* [待解问题]: 能否从下列各行的开头起改写，到含有“context-menu-item-paste[interactable]: Paste Ctrl+V”的那一行为止（两端都包括），只把“menu-item-label”换成“menu-entry-label”，其余内容一字不动？

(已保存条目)
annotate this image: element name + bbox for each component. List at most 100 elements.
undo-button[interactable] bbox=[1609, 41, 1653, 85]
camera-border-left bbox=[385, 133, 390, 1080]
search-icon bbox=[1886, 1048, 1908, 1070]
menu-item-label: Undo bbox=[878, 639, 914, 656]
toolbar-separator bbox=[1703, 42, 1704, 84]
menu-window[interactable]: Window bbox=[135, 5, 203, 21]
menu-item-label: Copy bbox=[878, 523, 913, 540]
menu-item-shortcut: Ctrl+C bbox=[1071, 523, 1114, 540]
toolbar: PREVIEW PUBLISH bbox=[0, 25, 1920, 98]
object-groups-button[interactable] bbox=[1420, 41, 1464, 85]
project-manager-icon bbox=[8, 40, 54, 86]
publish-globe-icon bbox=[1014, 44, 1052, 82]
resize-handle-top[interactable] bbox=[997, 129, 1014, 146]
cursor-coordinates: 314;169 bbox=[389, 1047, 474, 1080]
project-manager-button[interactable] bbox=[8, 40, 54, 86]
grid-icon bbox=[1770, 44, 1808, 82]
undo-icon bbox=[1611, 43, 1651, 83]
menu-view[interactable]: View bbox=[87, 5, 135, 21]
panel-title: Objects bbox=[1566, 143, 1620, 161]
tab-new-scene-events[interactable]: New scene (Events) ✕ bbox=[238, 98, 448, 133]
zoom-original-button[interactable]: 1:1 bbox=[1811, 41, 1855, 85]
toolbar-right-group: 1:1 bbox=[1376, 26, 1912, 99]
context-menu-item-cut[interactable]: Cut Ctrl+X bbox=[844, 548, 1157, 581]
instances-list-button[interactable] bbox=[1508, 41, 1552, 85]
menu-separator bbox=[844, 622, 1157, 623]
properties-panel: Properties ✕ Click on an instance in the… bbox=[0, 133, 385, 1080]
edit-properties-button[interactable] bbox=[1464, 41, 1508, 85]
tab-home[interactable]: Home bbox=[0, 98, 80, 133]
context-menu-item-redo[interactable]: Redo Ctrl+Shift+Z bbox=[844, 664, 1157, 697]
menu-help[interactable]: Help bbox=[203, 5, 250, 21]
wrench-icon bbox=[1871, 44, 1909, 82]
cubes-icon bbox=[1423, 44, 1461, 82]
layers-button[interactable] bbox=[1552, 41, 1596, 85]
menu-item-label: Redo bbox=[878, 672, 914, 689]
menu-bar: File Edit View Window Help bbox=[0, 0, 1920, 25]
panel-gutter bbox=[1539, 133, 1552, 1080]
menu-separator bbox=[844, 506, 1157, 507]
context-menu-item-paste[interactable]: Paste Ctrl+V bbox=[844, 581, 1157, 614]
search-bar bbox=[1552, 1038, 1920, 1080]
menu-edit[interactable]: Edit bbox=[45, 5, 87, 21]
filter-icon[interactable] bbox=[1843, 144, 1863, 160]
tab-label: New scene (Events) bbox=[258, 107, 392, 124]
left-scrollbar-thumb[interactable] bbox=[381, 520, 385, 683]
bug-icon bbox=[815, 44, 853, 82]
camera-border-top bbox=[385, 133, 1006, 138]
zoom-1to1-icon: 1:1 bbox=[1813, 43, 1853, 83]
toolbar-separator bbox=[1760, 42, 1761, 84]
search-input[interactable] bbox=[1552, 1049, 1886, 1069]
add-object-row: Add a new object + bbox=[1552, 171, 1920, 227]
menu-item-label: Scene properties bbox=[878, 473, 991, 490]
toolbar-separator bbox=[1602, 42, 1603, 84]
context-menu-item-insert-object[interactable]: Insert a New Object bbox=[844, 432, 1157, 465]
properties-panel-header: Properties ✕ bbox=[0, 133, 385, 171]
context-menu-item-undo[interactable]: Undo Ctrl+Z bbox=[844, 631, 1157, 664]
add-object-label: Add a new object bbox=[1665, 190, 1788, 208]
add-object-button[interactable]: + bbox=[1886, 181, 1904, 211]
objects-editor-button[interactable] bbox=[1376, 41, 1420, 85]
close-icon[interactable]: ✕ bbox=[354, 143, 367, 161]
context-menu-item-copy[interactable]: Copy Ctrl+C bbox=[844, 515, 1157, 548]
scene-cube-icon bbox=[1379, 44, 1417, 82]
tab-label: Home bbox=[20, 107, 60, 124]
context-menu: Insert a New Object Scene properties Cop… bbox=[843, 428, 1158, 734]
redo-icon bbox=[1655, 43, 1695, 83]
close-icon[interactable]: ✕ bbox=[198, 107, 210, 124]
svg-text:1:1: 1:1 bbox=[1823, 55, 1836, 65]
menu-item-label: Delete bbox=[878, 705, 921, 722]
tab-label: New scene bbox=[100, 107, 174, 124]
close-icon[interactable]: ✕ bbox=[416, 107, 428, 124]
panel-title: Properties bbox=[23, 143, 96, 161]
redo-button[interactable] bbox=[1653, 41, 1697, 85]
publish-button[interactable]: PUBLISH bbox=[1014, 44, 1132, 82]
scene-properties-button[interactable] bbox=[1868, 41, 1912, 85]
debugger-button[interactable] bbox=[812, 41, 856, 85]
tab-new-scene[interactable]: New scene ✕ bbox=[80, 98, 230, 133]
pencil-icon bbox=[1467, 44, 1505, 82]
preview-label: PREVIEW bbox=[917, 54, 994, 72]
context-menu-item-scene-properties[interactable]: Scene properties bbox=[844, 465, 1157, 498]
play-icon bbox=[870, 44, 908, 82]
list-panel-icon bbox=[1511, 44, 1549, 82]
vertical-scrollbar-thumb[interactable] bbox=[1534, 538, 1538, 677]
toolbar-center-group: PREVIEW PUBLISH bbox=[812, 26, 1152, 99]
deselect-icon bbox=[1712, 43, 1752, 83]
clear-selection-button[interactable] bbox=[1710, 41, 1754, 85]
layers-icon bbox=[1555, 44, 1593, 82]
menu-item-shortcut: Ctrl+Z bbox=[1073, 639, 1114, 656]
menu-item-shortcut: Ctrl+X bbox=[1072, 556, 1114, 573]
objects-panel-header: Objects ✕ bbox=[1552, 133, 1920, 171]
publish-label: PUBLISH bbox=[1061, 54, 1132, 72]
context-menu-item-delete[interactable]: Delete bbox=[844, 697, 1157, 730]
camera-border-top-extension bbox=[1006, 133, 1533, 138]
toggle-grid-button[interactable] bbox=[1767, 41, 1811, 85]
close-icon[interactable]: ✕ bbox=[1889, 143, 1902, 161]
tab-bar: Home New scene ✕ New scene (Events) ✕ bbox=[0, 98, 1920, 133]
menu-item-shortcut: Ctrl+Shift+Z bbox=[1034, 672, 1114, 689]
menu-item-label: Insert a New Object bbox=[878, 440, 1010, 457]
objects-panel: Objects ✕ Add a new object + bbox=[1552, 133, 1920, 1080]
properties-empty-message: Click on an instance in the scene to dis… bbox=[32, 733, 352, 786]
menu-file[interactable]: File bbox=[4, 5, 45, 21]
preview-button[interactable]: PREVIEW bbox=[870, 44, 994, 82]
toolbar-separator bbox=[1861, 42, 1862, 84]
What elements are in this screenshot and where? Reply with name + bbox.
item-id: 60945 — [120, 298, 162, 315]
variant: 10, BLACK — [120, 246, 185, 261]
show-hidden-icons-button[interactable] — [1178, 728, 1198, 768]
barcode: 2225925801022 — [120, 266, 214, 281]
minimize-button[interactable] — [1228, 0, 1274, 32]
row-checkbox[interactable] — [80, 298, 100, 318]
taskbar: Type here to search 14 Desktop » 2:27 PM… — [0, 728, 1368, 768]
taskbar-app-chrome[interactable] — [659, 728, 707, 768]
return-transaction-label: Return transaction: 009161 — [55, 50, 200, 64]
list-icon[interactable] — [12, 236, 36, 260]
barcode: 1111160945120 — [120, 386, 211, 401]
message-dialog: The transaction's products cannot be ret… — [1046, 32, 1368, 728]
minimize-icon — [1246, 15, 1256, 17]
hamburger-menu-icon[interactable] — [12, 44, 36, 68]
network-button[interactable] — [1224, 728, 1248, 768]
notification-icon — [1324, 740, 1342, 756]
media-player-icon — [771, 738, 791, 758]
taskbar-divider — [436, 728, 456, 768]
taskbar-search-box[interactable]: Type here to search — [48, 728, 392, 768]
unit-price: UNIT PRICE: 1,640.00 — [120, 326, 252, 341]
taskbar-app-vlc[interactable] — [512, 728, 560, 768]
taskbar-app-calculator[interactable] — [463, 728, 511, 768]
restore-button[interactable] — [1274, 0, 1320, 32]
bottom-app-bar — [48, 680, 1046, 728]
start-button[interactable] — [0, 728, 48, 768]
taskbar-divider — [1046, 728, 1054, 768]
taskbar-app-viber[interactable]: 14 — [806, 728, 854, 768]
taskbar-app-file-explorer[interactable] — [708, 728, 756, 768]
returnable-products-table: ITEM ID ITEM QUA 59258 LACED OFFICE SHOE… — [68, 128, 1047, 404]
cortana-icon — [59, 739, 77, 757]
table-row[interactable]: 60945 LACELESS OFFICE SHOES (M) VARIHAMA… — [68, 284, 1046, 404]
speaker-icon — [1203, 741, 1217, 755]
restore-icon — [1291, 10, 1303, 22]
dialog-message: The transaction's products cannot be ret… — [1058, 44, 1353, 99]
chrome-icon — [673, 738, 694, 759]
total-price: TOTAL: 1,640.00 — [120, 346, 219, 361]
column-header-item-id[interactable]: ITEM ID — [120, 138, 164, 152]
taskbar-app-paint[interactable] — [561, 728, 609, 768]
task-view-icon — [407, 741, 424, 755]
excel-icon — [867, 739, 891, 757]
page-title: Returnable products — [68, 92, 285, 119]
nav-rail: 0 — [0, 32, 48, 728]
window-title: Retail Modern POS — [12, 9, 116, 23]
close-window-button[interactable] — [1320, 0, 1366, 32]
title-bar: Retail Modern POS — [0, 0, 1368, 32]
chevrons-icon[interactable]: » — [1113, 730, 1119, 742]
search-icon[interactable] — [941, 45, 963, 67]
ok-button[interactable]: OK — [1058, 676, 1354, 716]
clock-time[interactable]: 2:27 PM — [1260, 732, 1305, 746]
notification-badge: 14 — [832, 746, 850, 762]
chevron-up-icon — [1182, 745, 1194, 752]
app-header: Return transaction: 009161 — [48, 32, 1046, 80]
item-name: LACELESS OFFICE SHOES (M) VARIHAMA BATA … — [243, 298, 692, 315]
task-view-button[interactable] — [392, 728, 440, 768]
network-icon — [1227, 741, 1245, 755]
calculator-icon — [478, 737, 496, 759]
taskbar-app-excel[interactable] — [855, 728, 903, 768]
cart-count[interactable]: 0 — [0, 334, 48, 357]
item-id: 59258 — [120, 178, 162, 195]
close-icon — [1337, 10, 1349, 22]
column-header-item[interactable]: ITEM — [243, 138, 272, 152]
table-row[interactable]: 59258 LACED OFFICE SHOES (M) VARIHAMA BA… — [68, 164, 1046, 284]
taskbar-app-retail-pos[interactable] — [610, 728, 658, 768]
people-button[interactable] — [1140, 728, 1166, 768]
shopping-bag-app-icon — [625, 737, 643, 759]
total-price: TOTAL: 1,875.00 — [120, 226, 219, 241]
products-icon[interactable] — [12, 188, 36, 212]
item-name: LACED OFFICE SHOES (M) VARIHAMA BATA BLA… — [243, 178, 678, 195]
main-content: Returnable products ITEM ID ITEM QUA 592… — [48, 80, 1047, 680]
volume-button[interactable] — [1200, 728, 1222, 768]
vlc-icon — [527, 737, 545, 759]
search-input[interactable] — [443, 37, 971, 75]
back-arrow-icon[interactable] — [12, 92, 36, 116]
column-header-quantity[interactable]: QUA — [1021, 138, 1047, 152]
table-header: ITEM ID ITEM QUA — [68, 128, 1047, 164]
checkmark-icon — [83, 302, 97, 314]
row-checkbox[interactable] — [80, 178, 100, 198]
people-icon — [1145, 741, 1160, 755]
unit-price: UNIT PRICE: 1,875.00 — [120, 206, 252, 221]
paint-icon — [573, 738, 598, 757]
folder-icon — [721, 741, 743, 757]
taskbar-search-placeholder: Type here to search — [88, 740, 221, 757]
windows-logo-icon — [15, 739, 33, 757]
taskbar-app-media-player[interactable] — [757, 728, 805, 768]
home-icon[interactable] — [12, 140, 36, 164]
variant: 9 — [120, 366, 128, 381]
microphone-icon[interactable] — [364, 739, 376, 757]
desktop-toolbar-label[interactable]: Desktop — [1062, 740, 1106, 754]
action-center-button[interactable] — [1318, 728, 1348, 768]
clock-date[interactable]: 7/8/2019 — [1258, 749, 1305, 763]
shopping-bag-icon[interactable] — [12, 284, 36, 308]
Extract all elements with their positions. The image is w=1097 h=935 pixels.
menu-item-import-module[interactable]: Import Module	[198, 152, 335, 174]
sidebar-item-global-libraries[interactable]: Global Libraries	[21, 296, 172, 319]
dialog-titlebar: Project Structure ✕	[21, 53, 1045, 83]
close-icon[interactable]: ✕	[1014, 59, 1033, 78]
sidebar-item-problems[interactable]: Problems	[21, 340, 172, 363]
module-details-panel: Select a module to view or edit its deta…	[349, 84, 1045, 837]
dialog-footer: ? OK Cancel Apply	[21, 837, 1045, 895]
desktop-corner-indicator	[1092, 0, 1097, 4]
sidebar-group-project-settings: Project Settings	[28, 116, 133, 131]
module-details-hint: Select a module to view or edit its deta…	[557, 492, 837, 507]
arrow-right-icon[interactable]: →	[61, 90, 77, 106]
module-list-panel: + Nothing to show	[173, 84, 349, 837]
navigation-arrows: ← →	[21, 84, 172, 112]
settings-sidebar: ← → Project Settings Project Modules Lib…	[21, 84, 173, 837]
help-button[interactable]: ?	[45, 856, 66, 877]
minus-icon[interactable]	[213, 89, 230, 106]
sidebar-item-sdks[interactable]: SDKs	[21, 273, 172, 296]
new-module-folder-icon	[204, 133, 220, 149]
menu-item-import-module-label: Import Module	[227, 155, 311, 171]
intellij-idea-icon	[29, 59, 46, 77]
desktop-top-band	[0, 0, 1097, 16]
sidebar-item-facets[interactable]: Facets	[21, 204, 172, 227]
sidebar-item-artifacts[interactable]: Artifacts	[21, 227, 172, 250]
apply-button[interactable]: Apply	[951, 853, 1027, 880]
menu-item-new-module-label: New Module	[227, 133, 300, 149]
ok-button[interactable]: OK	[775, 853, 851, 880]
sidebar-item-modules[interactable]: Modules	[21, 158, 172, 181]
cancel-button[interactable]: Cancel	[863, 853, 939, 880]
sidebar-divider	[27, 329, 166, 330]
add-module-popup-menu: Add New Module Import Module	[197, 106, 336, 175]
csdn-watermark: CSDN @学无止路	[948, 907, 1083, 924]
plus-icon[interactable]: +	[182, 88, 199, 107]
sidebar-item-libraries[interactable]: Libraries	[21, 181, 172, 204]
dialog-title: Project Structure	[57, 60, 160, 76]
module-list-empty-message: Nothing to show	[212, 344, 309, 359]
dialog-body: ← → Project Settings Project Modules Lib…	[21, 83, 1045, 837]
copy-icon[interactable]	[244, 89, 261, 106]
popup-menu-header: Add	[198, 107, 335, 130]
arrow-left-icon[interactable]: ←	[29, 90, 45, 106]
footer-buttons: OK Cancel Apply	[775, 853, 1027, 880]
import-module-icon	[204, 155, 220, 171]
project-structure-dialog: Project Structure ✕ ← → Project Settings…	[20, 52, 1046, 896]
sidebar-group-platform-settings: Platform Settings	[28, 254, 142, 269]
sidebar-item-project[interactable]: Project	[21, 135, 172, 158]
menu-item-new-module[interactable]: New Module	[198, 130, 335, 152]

* [练习输出]:
annotate this image: element name + bbox for each component. List at most 100 elements.
undo-button[interactable] bbox=[1609, 41, 1653, 85]
camera-border-left bbox=[385, 133, 390, 1080]
search-icon bbox=[1886, 1048, 1908, 1070]
menu-entry-label: Undo bbox=[878, 639, 914, 656]
toolbar-separator bbox=[1703, 42, 1704, 84]
menu-window[interactable]: Window bbox=[135, 5, 203, 21]
menu-entry-label: Copy bbox=[878, 523, 913, 540]
menu-item-shortcut: Ctrl+C bbox=[1071, 523, 1114, 540]
toolbar: PREVIEW PUBLISH bbox=[0, 25, 1920, 98]
object-groups-button[interactable] bbox=[1420, 41, 1464, 85]
project-manager-icon bbox=[8, 40, 54, 86]
publish-globe-icon bbox=[1014, 44, 1052, 82]
resize-handle-top[interactable] bbox=[997, 129, 1014, 146]
cursor-coordinates: 314;169 bbox=[389, 1047, 474, 1080]
project-manager-button[interactable] bbox=[8, 40, 54, 86]
grid-icon bbox=[1770, 44, 1808, 82]
undo-icon bbox=[1611, 43, 1651, 83]
menu-view[interactable]: View bbox=[87, 5, 135, 21]
panel-title: Objects bbox=[1566, 143, 1620, 161]
tab-new-scene-events[interactable]: New scene (Events) ✕ bbox=[238, 98, 448, 133]
zoom-original-button[interactable]: 1:1 bbox=[1811, 41, 1855, 85]
toolbar-right-group: 1:1 bbox=[1376, 26, 1912, 99]
context-menu-item-cut[interactable]: Cut Ctrl+X bbox=[844, 548, 1157, 581]
instances-list-button[interactable] bbox=[1508, 41, 1552, 85]
menu-separator bbox=[844, 622, 1157, 623]
properties-panel: Properties ✕ Click on an instance in the… bbox=[0, 133, 385, 1080]
edit-properties-button[interactable] bbox=[1464, 41, 1508, 85]
tab-home[interactable]: Home bbox=[0, 98, 80, 133]
context-menu-item-redo[interactable]: Redo Ctrl+Shift+Z bbox=[844, 664, 1157, 697]
menu-help[interactable]: Help bbox=[203, 5, 250, 21]
wrench-icon bbox=[1871, 44, 1909, 82]
cubes-icon bbox=[1423, 44, 1461, 82]
layers-button[interactable] bbox=[1552, 41, 1596, 85]
menu-entry-label: Redo bbox=[878, 672, 914, 689]
menu-bar: File Edit View Window Help bbox=[0, 0, 1920, 25]
panel-gutter bbox=[1539, 133, 1552, 1080]
menu-separator bbox=[844, 506, 1157, 507]
context-menu-item-paste[interactable]: Paste Ctrl+V bbox=[844, 581, 1157, 614]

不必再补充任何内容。